- WHAT YOU SHOULD DO -
Only lines containing the string "Average" belong in the answer; copy all of them from the entries.

- ENTRIES SHOWN -
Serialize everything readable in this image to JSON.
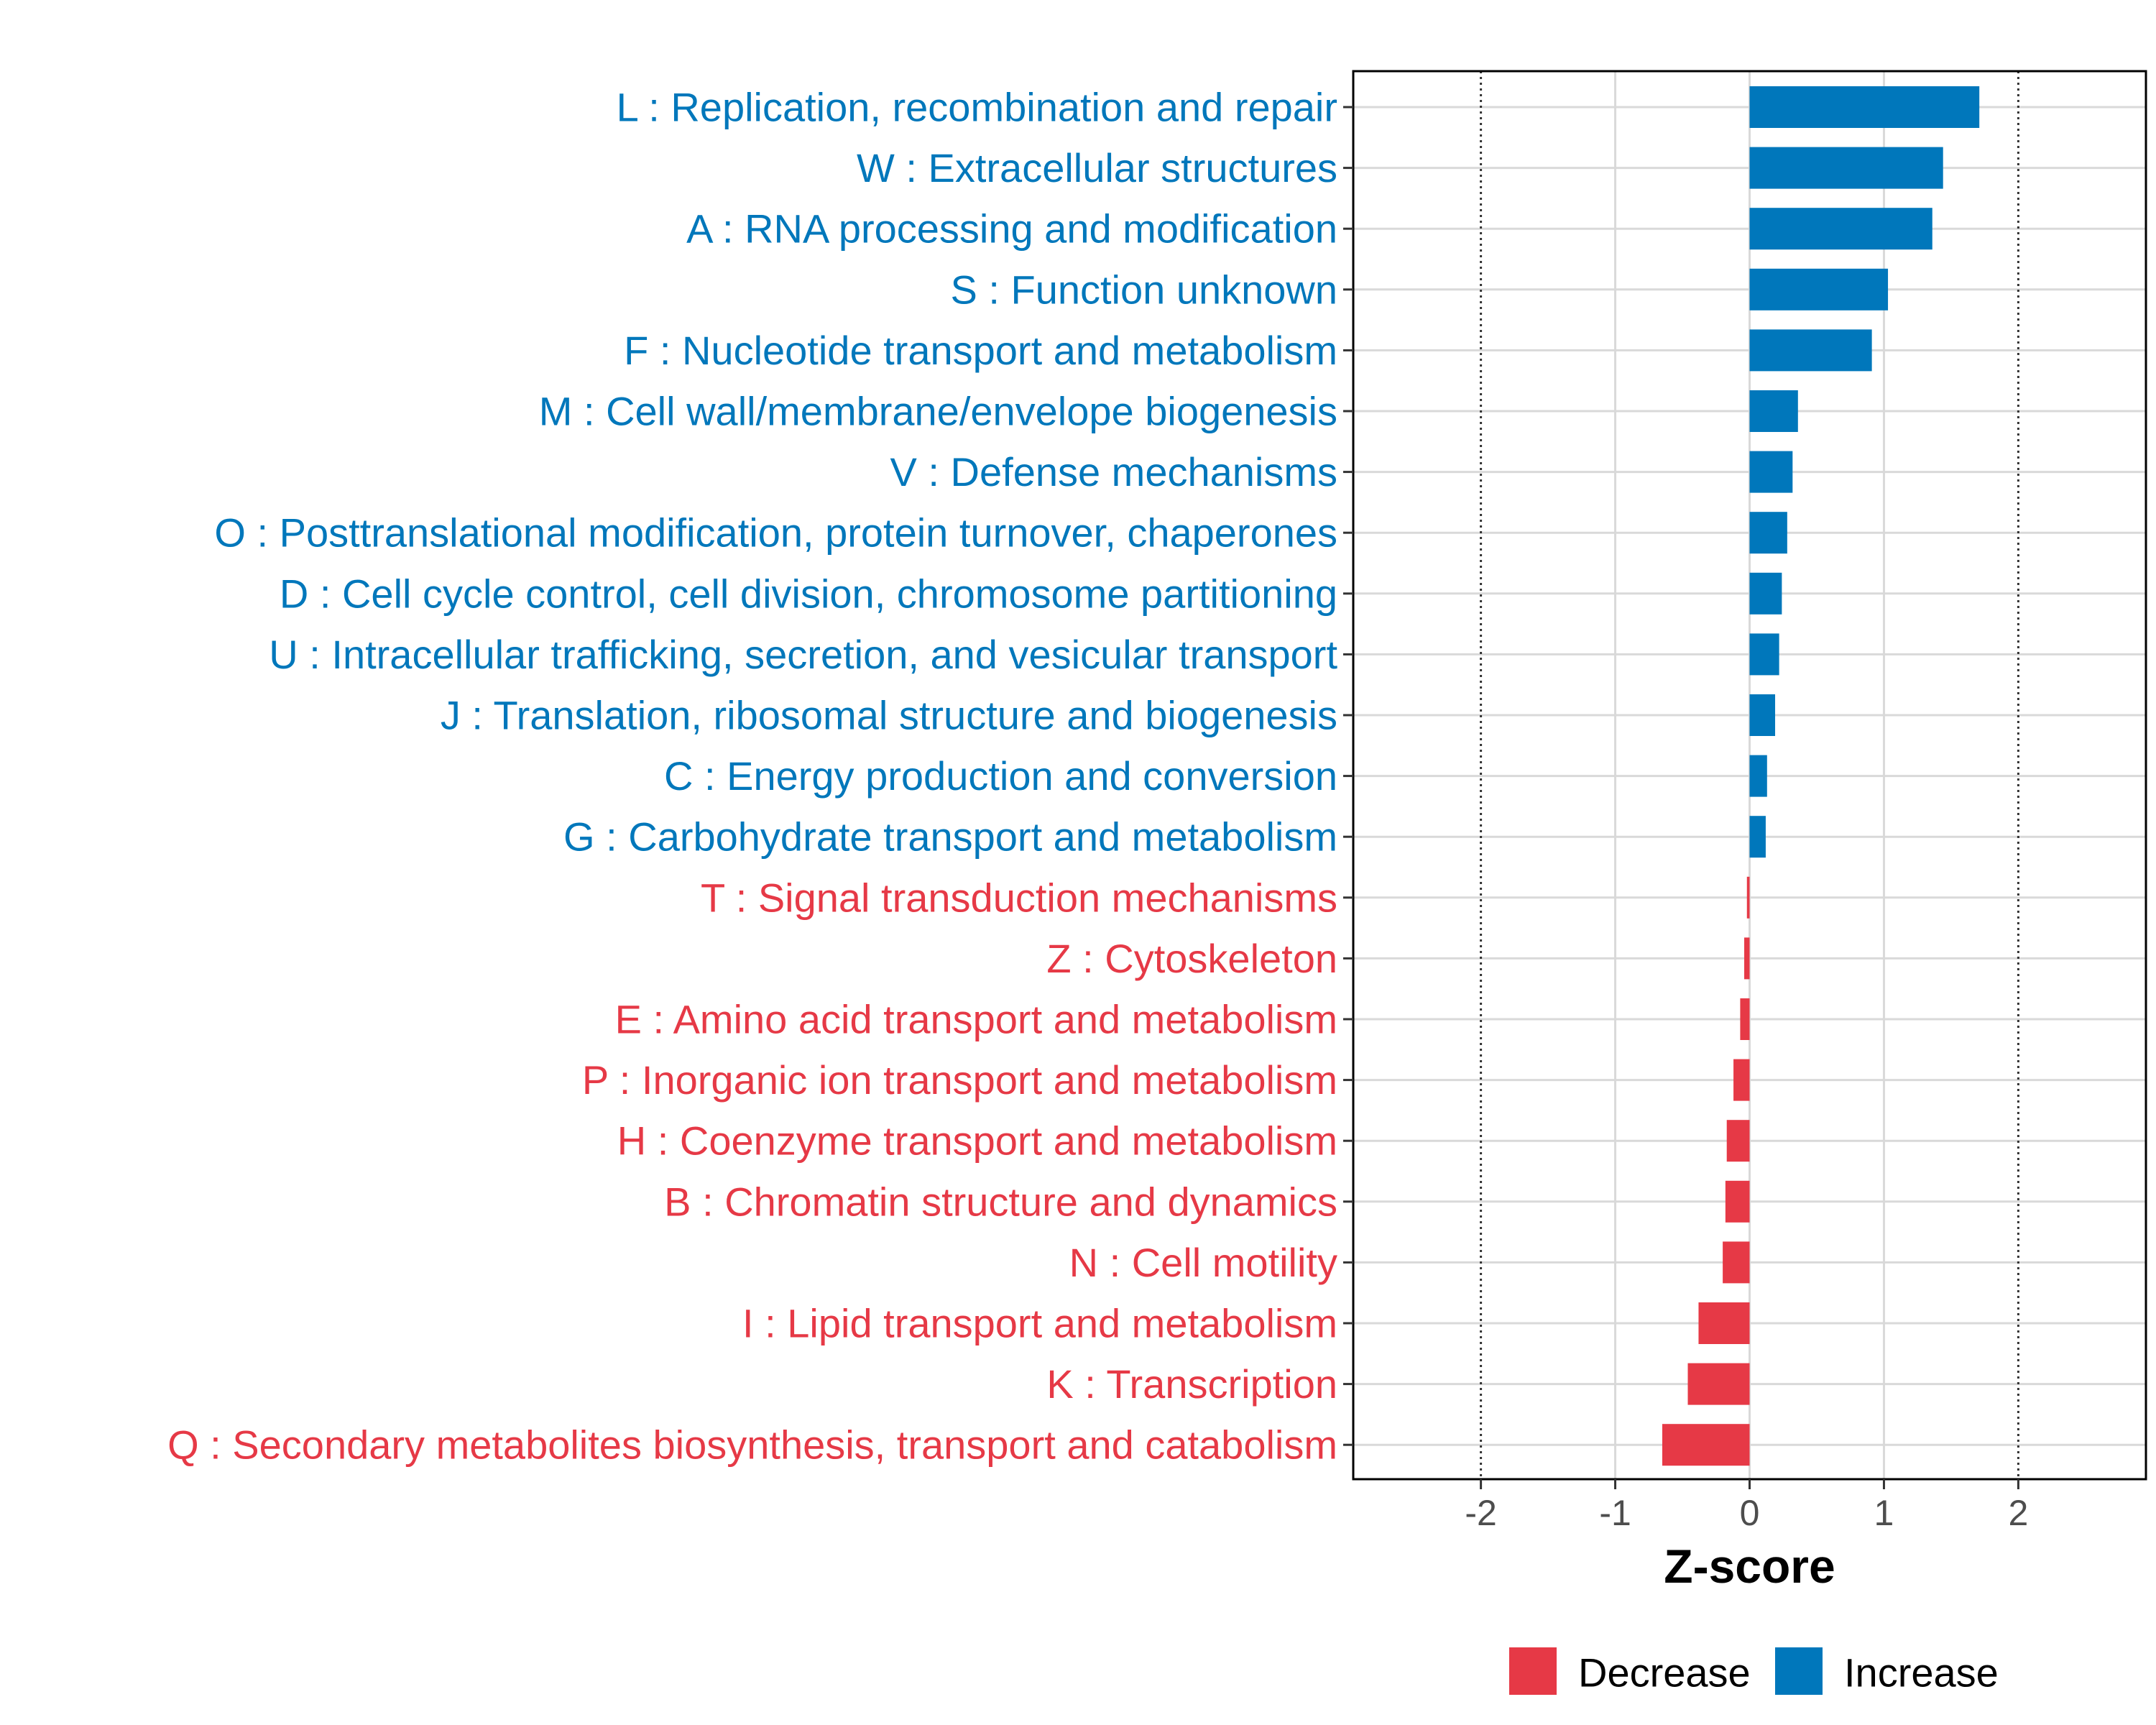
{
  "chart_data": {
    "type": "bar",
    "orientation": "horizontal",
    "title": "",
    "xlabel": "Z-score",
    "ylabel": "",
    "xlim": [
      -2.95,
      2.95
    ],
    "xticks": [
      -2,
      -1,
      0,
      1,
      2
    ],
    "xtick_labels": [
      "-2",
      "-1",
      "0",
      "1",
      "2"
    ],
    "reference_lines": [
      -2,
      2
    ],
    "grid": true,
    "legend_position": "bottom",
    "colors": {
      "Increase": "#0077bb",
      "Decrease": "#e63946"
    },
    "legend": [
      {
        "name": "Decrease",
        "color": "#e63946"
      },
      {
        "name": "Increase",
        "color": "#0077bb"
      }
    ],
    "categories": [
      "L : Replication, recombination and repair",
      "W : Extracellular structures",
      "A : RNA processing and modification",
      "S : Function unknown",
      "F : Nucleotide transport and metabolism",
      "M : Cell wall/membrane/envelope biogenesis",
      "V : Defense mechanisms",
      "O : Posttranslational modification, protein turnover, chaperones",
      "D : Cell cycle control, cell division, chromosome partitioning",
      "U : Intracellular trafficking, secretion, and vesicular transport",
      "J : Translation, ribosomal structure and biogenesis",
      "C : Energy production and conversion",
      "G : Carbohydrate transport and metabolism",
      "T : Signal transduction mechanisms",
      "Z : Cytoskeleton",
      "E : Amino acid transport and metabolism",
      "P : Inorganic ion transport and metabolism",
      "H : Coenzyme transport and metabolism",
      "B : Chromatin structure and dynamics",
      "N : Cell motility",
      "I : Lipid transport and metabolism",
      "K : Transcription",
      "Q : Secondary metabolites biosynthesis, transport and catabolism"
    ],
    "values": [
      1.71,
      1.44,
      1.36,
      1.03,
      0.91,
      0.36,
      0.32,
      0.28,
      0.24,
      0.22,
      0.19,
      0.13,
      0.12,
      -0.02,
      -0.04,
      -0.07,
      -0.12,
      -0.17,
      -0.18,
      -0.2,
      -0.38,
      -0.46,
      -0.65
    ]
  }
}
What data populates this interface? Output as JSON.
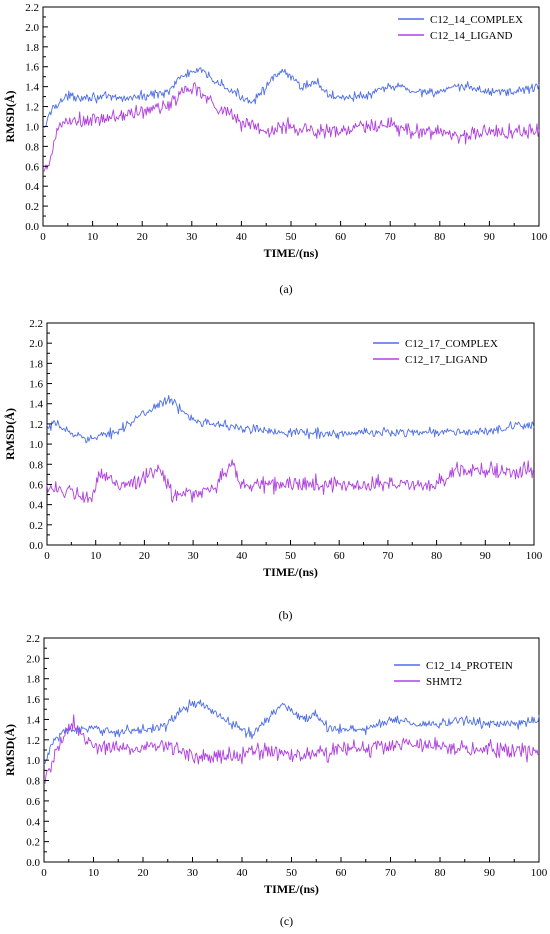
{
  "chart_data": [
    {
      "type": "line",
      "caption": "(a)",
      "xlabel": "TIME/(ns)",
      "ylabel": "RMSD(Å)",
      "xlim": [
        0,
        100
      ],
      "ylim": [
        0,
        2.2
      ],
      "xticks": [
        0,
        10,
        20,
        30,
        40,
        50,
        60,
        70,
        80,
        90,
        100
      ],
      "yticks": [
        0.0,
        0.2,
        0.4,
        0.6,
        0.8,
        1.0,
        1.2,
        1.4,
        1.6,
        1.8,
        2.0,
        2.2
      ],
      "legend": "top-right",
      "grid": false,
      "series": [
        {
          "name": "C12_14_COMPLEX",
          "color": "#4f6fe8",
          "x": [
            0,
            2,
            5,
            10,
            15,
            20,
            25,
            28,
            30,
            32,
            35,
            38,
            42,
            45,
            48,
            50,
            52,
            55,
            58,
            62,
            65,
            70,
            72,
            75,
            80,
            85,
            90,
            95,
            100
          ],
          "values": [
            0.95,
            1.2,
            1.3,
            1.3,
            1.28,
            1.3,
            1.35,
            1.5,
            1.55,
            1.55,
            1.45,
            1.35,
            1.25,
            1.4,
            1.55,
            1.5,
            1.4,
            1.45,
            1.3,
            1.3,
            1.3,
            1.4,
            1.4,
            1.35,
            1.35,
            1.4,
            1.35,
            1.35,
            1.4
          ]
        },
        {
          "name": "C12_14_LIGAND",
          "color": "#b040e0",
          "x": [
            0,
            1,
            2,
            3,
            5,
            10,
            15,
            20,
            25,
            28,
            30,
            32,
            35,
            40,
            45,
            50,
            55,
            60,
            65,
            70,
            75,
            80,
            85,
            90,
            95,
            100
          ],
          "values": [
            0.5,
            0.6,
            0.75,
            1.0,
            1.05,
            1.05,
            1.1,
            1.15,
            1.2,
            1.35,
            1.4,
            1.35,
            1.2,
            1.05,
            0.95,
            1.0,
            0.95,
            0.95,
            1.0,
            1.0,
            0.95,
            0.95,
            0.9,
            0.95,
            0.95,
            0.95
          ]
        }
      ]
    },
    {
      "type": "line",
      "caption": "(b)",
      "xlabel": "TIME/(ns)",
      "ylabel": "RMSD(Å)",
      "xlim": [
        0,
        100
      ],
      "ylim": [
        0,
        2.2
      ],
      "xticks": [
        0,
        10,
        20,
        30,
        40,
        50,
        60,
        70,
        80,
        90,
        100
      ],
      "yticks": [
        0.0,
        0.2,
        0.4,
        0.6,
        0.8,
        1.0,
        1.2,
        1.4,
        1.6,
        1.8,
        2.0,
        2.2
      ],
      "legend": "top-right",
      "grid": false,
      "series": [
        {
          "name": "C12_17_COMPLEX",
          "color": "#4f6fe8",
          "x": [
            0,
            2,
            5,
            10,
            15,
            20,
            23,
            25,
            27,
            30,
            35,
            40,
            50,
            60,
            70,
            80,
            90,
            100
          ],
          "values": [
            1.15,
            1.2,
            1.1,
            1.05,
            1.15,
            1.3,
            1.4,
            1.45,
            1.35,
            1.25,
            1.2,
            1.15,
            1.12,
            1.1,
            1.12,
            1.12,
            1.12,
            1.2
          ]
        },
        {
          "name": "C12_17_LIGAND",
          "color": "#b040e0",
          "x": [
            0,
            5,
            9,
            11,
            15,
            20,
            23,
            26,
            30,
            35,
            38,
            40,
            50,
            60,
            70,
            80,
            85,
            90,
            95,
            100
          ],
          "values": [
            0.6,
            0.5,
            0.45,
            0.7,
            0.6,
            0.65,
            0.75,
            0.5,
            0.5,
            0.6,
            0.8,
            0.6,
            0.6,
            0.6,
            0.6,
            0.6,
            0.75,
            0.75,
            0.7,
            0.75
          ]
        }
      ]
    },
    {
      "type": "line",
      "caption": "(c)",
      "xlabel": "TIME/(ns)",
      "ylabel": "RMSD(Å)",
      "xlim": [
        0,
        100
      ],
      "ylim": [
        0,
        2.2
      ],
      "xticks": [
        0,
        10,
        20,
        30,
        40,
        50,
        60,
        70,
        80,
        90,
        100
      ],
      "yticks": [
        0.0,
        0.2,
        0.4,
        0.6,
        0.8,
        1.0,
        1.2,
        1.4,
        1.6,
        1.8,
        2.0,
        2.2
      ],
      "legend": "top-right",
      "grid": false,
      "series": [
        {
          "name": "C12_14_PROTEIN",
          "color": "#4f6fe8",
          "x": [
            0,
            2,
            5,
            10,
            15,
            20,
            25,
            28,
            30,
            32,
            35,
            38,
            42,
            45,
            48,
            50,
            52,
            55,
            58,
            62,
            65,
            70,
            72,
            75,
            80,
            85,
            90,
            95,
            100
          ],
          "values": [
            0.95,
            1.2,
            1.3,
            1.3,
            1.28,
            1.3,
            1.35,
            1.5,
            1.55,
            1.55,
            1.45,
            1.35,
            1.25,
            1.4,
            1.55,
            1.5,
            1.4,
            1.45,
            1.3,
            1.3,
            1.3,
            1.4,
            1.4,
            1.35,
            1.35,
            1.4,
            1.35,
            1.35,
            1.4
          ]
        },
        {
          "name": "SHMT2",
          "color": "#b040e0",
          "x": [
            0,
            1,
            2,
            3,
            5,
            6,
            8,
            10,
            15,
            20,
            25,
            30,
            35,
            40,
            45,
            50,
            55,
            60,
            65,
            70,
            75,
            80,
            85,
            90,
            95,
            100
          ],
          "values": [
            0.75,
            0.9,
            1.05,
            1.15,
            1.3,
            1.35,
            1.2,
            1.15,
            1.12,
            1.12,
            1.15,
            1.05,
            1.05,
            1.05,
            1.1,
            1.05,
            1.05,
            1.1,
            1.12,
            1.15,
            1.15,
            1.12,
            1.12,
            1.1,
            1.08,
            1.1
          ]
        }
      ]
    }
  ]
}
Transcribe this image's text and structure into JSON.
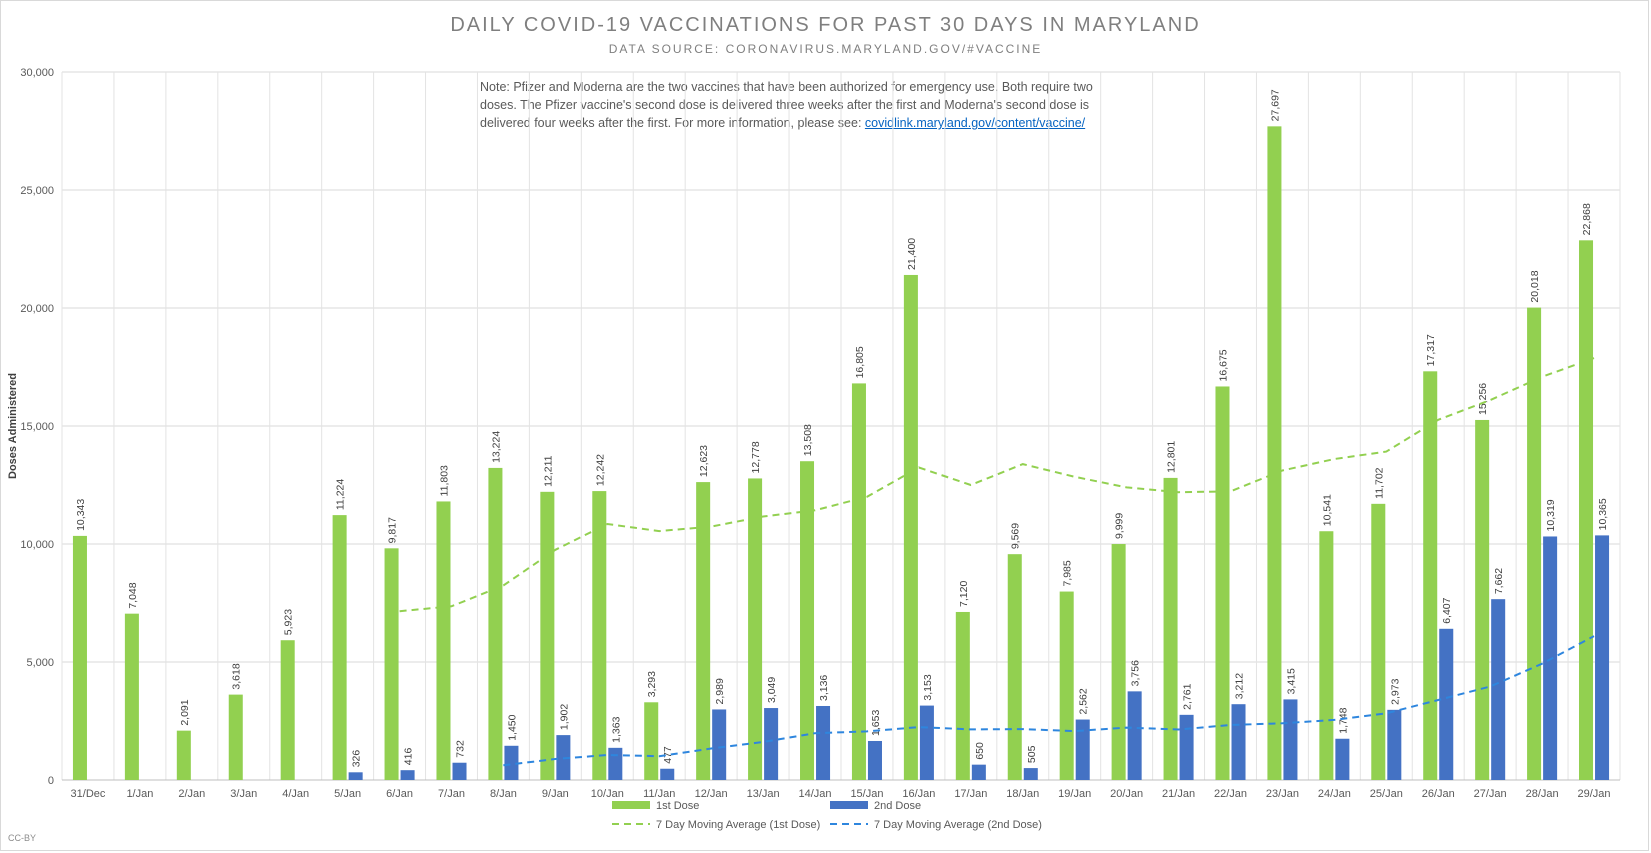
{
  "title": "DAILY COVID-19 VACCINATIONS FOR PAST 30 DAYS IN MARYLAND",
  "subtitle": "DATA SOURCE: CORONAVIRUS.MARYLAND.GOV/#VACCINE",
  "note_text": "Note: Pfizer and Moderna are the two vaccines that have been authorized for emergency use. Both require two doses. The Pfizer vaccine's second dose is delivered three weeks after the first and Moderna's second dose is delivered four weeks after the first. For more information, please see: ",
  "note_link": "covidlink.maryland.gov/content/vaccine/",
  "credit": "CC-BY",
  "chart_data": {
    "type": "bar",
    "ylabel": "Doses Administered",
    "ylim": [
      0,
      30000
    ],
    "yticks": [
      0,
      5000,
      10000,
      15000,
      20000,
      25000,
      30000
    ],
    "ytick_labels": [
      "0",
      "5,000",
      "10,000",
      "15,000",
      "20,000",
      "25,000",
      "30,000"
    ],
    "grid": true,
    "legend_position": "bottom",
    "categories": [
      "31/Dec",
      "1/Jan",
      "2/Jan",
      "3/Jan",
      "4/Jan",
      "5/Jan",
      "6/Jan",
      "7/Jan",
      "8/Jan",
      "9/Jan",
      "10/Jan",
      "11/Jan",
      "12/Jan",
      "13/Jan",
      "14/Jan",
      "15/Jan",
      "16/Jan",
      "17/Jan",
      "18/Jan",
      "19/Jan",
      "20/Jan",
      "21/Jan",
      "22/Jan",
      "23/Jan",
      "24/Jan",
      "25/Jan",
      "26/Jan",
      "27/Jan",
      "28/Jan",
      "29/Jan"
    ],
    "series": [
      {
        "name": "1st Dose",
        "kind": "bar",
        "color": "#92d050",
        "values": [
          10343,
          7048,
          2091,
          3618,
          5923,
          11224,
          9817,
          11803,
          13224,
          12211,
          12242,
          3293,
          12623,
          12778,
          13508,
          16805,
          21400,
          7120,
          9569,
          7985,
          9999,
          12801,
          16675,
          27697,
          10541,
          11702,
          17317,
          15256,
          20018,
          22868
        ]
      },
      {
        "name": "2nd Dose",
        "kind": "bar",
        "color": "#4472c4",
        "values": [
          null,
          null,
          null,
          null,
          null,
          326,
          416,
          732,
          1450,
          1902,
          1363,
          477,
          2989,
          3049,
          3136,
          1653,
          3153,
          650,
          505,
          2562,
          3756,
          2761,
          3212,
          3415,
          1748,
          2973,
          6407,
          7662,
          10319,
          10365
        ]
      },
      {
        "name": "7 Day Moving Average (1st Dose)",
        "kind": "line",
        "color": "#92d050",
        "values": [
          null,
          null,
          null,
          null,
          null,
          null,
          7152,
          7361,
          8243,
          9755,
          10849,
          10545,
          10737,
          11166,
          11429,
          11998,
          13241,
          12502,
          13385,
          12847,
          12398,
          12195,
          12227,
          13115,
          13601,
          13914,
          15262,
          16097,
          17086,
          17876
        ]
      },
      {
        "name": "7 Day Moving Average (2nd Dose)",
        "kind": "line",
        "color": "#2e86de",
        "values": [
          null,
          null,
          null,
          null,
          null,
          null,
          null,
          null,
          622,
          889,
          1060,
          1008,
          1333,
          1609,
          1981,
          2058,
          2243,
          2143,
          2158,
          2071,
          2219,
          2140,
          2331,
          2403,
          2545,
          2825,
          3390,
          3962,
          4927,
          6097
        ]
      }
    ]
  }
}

- SOLUTION TO THE EXERCISE -
        "name": "7 Day Moving Average (1st Dose)",
        "name": "7 Day Moving Average (2nd Dose)",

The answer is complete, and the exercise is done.